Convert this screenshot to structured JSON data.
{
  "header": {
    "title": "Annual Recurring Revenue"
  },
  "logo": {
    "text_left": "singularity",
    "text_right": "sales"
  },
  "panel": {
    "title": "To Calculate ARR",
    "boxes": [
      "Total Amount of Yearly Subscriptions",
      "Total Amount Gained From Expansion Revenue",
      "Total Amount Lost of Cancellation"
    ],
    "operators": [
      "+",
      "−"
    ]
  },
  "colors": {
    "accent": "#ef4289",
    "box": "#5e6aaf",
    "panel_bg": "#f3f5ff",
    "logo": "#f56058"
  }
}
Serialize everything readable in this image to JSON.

####

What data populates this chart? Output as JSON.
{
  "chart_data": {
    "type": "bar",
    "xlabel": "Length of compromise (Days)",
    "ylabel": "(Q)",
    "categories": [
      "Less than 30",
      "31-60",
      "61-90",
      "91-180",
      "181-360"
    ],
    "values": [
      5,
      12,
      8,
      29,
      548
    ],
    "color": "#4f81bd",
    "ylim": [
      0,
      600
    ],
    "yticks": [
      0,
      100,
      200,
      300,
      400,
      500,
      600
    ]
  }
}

####

Challenge – Only the lines from the line with "Convert this screenshot" to the line with "Serialize everything readable", inclusive, are to be printed, exactly as they appear.

Task answer –
Convert this screenshot to structured JSON data.
{
  "header": {
    "title": "Annual Recurring Revenue"
  },
  "logo": {
    "text_left": "singularity",
    "text_right": "sales"
  },
  "panel": {
    "title": "To Calculate ARR",
    "boxes": [
      "Total Amount of Yearly Subscriptions",
      "Total Amount Gained From Expansion Revenue",
      "Total Amount Lost of Cancellation"
    ],
    "operators": [
      "+",
      "−"
    ]
  },
  "colors": {
    "accent": "#ef4289",
    "box": "#5e6aaf",
    "panel_bg": "#f3f5ff",
    "logo": "#f56058"
  }
}
Serialize everything readable in this image to JSON.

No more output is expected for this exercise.